● Work to be completed
Repeat the material verbatim. Images are excluded from the copy.
-=-=-=-=-
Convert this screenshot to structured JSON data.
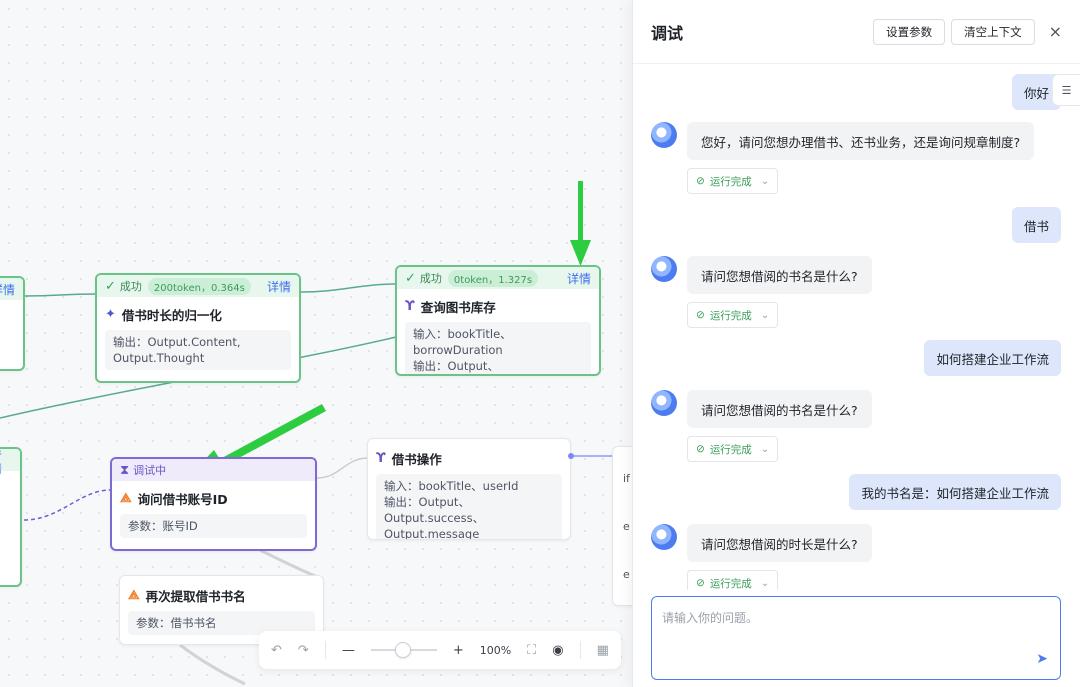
{
  "nodes": {
    "left_top": {
      "detail": "详情"
    },
    "left_bottom": {
      "detail": "详情"
    },
    "normalize": {
      "status": "成功",
      "stats": "200token，0.364s",
      "detail": "详情",
      "title": "借书时长的归一化",
      "body": "输出：Output.Content, Output.Thought"
    },
    "query_stock": {
      "status": "成功",
      "stats": "0token，1.327s",
      "detail": "详情",
      "title": "查询图书库存",
      "input": "输入：bookTitle、borrowDuration",
      "output": "输出：Output、Output.isAvailable"
    },
    "ask_account": {
      "status": "调试中",
      "title": "询问借书账号ID",
      "param": "参数：账号ID"
    },
    "borrow_op": {
      "title": "借书操作",
      "input": "输入：bookTitle、userId",
      "output": "输出：Output、Output.success、Output.message"
    },
    "refetch_title": {
      "title": "再次提取借书书名",
      "param": "参数：借书书名"
    },
    "branch_partial": {
      "line1": "if",
      "line2": "e",
      "line3": "e"
    }
  },
  "toolbar": {
    "zoom": "100%"
  },
  "panel": {
    "title": "调试",
    "set_params": "设置参数",
    "clear_context": "清空上下文",
    "close": "×",
    "input_placeholder": "请输入你的问题。",
    "messages": [
      {
        "role": "user",
        "text": "你好"
      },
      {
        "role": "bot",
        "text": "您好，请问您想办理借书、还书业务，还是询问规章制度?",
        "status": "运行完成"
      },
      {
        "role": "user",
        "text": "借书"
      },
      {
        "role": "bot",
        "text": "请问您想借阅的书名是什么?",
        "status": "运行完成"
      },
      {
        "role": "user",
        "text": "如何搭建企业工作流"
      },
      {
        "role": "bot",
        "text": "请问您想借阅的书名是什么?",
        "status": "运行完成"
      },
      {
        "role": "user",
        "text": "我的书名是：如何搭建企业工作流"
      },
      {
        "role": "bot",
        "text": "请问您想借阅的时长是什么?",
        "status": "运行完成"
      }
    ]
  },
  "colors": {
    "success": "#6cc38a",
    "running": "#7e6ad1",
    "accent": "#4c7cf0",
    "arrow": "#2ecc40",
    "user_bubble": "#dde6fb"
  },
  "icons": {
    "success": "check-circle-icon",
    "running": "hourglass-icon",
    "llm": "sparkle-icon",
    "plugin": "plugin-icon",
    "question": "question-node-icon",
    "send": "send-icon",
    "close": "close-icon"
  }
}
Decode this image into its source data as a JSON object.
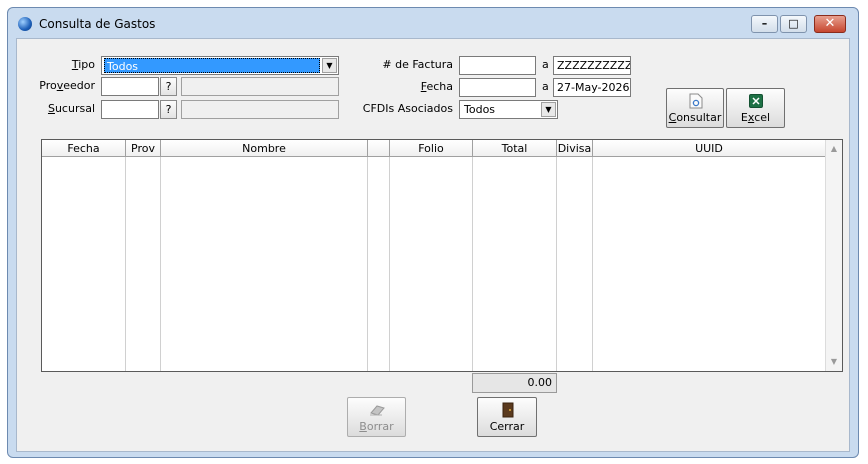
-=-=-=-=-
● Answer to the problem
Convert this screenshot to structured JSON data.
{
  "nodes": {
    "left_top": {
      "detail": "详情"
    },
    "left_bottom": {
      "detail": "详情"
    },
    "normalize": {
      "status": "成功",
      "stats": "200token，0.364s",
      "detail": "详情",
      "title": "借书时长的归一化",
      "body": "输出：Output.Content, Output.Thought"
    },
    "query_stock": {
      "status": "成功",
      "stats": "0token，1.327s",
      "detail": "详情",
      "title": "查询图书库存",
      "input": "输入：bookTitle、borrowDuration",
      "output": "输出：Output、Output.isAvailable"
    },
    "ask_account": {
      "status": "调试中",
      "title": "询问借书账号ID",
      "param": "参数：账号ID"
    },
    "borrow_op": {
      "title": "借书操作",
      "input": "输入：bookTitle、userId",
      "output": "输出：Output、Output.success、Output.message"
    },
    "refetch_title": {
      "title": "再次提取借书书名",
      "param": "参数：借书书名"
    },
    "branch_partial": {
      "line1": "if",
      "line2": "e",
      "line3": "e"
    }
  },
  "toolbar": {
    "zoom": "100%"
  },
  "panel": {
    "title": "调试",
    "set_params": "设置参数",
    "clear_context": "清空上下文",
    "close": "×",
    "input_placeholder": "请输入你的问题。",
    "messages": [
      {
        "role": "user",
        "text": "你好"
      },
      {
        "role": "bot",
        "text": "您好，请问您想办理借书、还书业务，还是询问规章制度?",
        "status": "运行完成"
      },
      {
        "role": "user",
        "text": "借书"
      },
      {
        "role": "bot",
        "text": "请问您想借阅的书名是什么?",
        "status": "运行完成"
      },
      {
        "role": "user",
        "text": "如何搭建企业工作流"
      },
      {
        "role": "bot",
        "text": "请问您想借阅的书名是什么?",
        "status": "运行完成"
      },
      {
        "role": "user",
        "text": "我的书名是：如何搭建企业工作流"
      },
      {
        "role": "bot",
        "text": "请问您想借阅的时长是什么?",
        "status": "运行完成"
      }
    ]
  },
  "colors": {
    "success": "#6cc38a",
    "running": "#7e6ad1",
    "accent": "#4c7cf0",
    "arrow": "#2ecc40",
    "user_bubble": "#dde6fb"
  },
  "icons": {
    "success": "check-circle-icon",
    "running": "hourglass-icon",
    "llm": "sparkle-icon",
    "plugin": "plugin-icon",
    "question": "question-node-icon",
    "send": "send-icon",
    "close": "close-icon"
  }
}
Decode this image into its source data as a JSON object.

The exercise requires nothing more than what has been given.